[INSTRUCTIONS TO FOLLOW] Find the string "from" in the records. Copy every line it appears in.

** Begin **

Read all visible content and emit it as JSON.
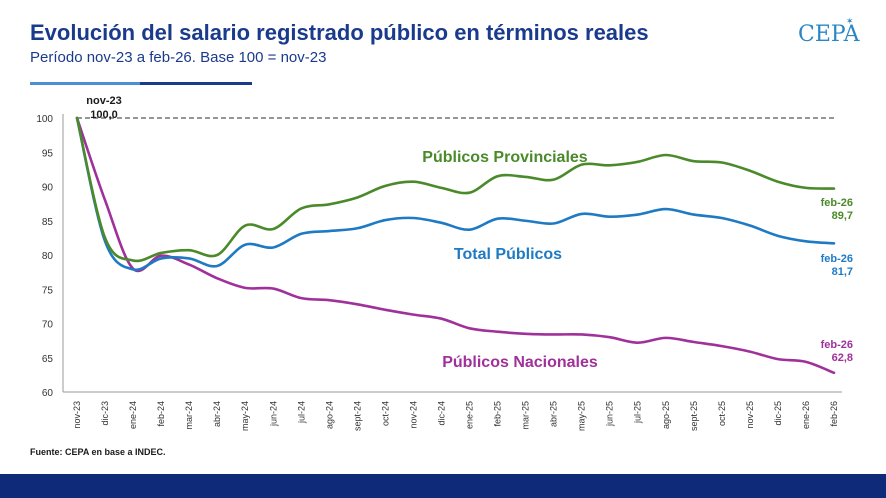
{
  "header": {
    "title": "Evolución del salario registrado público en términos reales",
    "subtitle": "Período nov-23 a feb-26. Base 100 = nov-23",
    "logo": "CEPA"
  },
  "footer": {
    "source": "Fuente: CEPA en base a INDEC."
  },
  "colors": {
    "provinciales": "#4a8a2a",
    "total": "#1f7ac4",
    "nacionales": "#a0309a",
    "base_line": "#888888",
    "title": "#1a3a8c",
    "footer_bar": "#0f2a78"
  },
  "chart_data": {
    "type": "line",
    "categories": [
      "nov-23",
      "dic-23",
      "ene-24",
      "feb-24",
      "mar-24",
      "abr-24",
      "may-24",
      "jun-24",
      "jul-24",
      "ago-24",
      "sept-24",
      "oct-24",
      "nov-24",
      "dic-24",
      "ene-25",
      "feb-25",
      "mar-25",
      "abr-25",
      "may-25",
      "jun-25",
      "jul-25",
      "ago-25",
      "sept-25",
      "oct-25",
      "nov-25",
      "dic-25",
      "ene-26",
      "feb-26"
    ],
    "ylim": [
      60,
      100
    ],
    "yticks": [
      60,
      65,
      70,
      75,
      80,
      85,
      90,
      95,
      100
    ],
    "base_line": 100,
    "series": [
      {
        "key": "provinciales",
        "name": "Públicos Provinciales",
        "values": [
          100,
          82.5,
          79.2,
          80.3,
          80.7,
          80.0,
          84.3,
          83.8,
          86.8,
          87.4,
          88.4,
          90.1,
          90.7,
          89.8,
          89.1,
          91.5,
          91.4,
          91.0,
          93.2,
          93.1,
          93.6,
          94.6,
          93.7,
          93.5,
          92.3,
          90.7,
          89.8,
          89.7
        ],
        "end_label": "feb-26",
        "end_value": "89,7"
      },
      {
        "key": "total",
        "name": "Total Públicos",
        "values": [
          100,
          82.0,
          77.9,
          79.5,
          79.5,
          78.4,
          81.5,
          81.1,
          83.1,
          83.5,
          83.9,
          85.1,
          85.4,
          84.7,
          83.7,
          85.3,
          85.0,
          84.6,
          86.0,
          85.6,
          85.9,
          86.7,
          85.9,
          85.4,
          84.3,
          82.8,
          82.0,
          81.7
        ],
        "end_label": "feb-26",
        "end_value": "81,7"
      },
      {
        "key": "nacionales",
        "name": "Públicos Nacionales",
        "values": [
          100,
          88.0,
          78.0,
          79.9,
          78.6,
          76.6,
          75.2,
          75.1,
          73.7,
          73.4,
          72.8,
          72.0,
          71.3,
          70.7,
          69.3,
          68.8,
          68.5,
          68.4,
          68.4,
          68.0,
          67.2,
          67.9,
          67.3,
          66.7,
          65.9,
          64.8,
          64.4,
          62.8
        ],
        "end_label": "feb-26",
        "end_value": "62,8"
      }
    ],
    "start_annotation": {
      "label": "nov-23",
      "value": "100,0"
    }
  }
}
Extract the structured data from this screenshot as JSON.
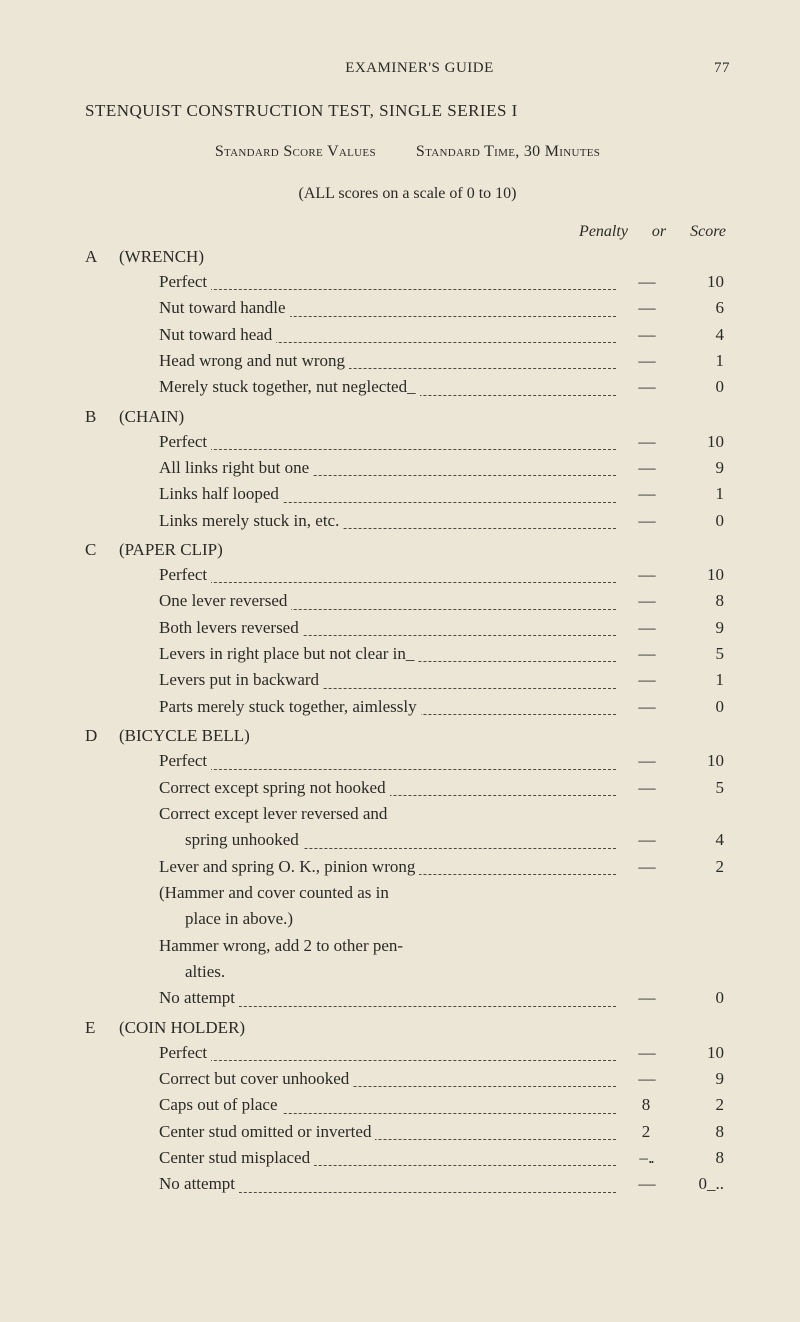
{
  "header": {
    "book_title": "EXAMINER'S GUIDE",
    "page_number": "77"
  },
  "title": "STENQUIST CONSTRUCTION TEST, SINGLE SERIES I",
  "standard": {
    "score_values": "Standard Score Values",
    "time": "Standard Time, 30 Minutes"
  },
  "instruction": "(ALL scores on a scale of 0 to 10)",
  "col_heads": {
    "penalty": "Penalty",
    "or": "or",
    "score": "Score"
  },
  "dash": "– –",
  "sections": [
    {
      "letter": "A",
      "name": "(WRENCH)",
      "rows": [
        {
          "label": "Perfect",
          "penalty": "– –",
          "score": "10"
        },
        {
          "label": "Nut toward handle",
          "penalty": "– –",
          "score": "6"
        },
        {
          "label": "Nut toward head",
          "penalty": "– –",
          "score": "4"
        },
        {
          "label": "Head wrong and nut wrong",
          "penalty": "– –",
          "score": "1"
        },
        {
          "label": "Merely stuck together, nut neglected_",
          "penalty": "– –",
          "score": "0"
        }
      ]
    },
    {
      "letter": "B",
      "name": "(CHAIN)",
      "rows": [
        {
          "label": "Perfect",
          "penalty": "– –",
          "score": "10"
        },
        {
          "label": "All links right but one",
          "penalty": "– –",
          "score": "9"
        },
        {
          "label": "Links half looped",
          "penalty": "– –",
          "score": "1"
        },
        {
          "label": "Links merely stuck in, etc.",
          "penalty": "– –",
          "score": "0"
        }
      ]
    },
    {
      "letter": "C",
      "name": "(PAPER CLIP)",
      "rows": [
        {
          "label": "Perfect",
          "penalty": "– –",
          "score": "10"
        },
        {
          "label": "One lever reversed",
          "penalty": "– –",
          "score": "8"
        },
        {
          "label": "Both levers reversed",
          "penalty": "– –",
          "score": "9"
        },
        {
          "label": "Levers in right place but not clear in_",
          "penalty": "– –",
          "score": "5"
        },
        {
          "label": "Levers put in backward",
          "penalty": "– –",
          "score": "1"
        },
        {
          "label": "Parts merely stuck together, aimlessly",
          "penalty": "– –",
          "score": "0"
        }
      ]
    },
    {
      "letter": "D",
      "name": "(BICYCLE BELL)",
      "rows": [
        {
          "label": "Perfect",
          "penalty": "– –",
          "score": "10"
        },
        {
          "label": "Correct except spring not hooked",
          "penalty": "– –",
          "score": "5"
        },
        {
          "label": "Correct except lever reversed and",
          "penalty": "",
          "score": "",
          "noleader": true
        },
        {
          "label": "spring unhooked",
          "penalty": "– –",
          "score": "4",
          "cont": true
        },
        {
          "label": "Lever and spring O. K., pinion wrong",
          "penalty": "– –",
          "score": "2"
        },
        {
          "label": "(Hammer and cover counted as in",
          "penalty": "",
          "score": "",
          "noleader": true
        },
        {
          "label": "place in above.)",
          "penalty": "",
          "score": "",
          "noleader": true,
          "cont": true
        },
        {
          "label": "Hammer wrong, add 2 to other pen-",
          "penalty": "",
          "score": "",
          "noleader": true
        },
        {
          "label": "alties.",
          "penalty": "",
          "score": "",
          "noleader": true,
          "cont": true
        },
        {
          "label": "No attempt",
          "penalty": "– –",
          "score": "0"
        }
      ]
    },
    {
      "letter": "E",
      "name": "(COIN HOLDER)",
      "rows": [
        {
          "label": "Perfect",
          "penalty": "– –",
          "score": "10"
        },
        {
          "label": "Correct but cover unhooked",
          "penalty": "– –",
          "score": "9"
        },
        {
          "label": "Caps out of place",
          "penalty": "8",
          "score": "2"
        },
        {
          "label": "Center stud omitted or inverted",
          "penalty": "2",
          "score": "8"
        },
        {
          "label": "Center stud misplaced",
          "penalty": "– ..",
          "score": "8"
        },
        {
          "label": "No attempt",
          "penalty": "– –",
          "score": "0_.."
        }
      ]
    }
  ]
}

** End **
** Begin **

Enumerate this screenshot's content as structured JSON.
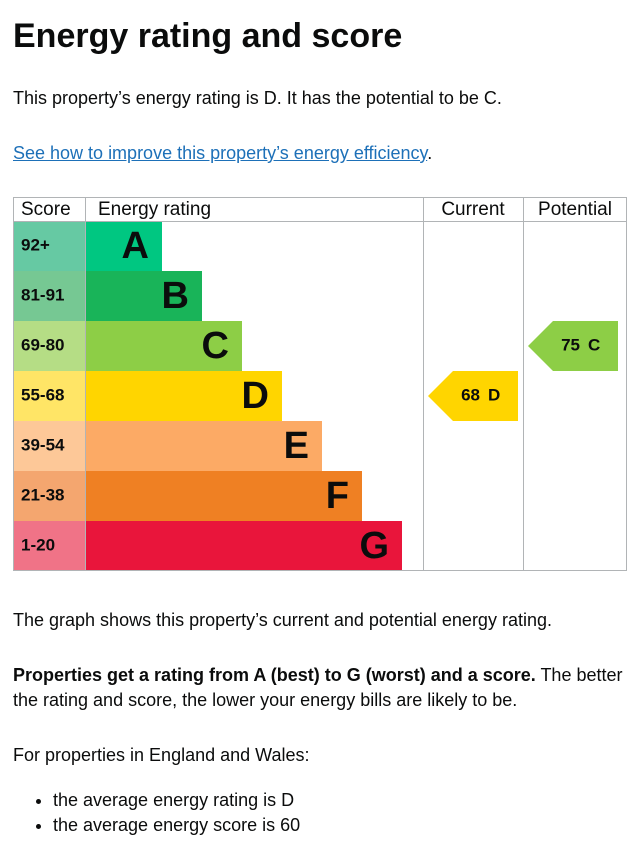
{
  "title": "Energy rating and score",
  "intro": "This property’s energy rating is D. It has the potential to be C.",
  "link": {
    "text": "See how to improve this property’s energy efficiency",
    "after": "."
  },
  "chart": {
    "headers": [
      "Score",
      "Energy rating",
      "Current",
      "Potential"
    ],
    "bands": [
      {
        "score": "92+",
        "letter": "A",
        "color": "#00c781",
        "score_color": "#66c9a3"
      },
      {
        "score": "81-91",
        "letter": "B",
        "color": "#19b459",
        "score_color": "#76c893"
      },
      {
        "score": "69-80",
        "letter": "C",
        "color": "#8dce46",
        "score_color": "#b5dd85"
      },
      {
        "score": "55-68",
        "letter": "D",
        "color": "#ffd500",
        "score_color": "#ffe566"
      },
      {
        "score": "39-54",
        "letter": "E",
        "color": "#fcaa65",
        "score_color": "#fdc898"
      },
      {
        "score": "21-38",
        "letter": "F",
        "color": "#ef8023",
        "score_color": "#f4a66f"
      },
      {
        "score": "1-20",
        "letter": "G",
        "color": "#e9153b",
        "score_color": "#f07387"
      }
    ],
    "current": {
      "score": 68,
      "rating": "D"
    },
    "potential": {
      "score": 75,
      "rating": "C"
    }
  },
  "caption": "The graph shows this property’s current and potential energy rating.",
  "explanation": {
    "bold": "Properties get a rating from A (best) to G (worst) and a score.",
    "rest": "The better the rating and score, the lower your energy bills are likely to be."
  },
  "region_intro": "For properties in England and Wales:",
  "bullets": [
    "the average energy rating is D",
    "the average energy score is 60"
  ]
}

** End **

[FINAL RESULT]
Extract the structured data from this screenshot as JSON.
    "bold": "Properties get a rating from A (best) to G (worst) and a score.",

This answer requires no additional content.